**Aim of the task**: Collect each line holding the string "Topology".

[START]

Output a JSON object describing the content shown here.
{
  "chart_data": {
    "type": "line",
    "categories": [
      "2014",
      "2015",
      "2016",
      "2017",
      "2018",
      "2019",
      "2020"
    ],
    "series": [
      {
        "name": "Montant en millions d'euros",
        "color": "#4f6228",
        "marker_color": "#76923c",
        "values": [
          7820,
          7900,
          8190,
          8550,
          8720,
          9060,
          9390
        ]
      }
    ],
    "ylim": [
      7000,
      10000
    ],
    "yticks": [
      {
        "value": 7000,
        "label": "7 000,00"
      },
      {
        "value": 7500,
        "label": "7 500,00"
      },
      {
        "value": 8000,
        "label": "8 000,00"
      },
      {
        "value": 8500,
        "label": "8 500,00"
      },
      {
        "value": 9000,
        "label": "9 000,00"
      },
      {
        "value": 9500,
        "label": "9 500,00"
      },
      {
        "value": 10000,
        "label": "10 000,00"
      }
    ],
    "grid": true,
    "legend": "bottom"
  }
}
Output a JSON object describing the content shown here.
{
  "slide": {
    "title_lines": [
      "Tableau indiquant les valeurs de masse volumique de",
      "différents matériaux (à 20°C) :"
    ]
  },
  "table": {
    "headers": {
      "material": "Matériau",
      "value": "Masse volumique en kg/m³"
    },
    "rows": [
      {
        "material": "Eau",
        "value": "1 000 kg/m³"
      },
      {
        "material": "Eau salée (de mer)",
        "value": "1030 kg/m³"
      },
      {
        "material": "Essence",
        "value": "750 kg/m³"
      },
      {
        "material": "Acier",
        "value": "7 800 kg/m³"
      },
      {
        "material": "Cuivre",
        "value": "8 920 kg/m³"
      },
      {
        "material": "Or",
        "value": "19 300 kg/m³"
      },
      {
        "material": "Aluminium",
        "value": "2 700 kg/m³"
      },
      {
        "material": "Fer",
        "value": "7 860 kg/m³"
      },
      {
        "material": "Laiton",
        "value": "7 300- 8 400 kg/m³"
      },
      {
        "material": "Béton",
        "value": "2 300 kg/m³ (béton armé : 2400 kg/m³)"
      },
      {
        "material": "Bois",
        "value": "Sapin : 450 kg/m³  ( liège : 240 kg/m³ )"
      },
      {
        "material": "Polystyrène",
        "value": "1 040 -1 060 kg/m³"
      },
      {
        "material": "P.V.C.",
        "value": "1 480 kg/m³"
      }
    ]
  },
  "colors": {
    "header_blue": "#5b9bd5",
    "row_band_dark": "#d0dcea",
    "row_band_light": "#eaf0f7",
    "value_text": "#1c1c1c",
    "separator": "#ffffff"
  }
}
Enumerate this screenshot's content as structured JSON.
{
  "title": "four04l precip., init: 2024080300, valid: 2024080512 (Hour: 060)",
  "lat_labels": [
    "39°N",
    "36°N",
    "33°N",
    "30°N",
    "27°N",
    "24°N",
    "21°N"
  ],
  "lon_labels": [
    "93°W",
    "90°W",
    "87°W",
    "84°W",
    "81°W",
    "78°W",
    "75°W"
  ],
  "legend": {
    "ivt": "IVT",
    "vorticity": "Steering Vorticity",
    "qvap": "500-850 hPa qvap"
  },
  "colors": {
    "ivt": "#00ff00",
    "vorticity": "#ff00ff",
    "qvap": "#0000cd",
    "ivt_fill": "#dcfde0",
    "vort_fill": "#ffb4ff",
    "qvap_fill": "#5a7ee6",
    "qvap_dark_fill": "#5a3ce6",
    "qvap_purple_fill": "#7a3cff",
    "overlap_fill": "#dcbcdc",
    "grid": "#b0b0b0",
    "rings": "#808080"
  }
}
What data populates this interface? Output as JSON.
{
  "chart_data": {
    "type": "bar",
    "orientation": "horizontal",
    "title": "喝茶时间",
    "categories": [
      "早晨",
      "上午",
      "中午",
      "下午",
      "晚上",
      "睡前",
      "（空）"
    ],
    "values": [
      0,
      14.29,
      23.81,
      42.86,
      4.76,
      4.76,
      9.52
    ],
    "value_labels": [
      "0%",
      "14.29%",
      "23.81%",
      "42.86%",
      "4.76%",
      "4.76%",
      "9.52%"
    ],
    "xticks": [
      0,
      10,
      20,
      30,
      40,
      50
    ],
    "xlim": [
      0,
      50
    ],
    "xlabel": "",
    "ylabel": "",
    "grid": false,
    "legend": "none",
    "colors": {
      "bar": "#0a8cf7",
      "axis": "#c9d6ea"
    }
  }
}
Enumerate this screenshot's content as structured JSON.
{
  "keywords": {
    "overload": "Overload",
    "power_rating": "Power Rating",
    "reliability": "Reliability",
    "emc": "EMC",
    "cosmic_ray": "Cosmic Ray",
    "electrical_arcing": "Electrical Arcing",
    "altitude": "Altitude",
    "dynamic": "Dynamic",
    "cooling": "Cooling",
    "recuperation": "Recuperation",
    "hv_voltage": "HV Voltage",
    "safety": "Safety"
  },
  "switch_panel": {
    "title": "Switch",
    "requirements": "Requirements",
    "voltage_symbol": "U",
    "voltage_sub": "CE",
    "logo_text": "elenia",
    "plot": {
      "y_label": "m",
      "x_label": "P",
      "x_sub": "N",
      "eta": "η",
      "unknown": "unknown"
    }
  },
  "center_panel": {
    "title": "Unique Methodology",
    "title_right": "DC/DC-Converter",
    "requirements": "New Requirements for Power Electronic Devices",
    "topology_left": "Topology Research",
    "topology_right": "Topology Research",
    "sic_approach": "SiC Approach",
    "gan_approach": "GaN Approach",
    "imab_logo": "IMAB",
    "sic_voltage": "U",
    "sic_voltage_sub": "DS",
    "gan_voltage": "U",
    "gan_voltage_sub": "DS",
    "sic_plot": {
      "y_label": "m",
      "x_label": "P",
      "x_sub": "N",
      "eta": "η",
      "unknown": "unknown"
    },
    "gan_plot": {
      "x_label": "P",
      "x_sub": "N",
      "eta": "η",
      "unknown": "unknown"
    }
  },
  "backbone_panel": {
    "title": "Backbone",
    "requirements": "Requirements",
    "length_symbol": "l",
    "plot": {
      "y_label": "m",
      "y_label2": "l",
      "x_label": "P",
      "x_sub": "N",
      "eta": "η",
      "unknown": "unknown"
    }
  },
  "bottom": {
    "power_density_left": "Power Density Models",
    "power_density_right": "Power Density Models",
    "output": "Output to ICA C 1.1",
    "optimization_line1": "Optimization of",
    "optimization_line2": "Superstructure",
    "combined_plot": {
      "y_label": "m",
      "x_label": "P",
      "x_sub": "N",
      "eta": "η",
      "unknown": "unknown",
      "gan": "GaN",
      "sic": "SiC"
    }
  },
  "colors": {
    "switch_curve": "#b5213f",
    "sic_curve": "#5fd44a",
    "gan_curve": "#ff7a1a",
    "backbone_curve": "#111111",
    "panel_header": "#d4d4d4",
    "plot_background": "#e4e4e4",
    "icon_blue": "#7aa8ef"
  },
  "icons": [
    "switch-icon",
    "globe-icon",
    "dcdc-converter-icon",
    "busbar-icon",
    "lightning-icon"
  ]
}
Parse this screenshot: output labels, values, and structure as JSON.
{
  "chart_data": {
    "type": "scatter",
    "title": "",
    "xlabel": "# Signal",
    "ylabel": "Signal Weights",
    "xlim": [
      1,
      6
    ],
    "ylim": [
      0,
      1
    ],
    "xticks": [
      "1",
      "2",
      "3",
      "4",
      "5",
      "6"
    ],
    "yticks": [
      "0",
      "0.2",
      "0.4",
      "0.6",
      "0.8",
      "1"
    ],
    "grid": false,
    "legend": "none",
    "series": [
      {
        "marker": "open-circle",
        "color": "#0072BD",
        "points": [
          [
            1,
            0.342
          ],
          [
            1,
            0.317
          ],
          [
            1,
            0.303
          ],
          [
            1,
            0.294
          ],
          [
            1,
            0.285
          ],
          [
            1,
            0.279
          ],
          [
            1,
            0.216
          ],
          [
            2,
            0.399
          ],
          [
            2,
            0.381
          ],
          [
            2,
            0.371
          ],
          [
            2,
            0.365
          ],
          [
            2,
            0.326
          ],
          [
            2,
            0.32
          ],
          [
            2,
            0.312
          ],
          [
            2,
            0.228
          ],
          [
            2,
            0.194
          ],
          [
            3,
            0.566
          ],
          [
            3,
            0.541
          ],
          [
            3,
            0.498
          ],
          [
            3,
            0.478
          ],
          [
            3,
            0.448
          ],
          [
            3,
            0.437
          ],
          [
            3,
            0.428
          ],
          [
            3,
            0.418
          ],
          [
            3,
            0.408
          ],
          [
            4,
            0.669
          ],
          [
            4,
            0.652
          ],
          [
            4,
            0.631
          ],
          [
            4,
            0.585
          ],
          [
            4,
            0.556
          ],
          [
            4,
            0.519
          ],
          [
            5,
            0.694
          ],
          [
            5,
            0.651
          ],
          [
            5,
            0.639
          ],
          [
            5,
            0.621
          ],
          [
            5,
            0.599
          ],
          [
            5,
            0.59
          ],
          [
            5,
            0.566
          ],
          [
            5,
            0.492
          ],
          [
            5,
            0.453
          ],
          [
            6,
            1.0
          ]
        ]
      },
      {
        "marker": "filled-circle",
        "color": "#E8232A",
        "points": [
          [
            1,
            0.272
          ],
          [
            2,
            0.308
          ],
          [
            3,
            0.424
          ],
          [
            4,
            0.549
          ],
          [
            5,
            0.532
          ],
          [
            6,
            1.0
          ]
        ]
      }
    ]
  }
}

[END]

**Solution for this problem**:
    "topology_left": "Topology Research",
    "topology_right": "Topology Research",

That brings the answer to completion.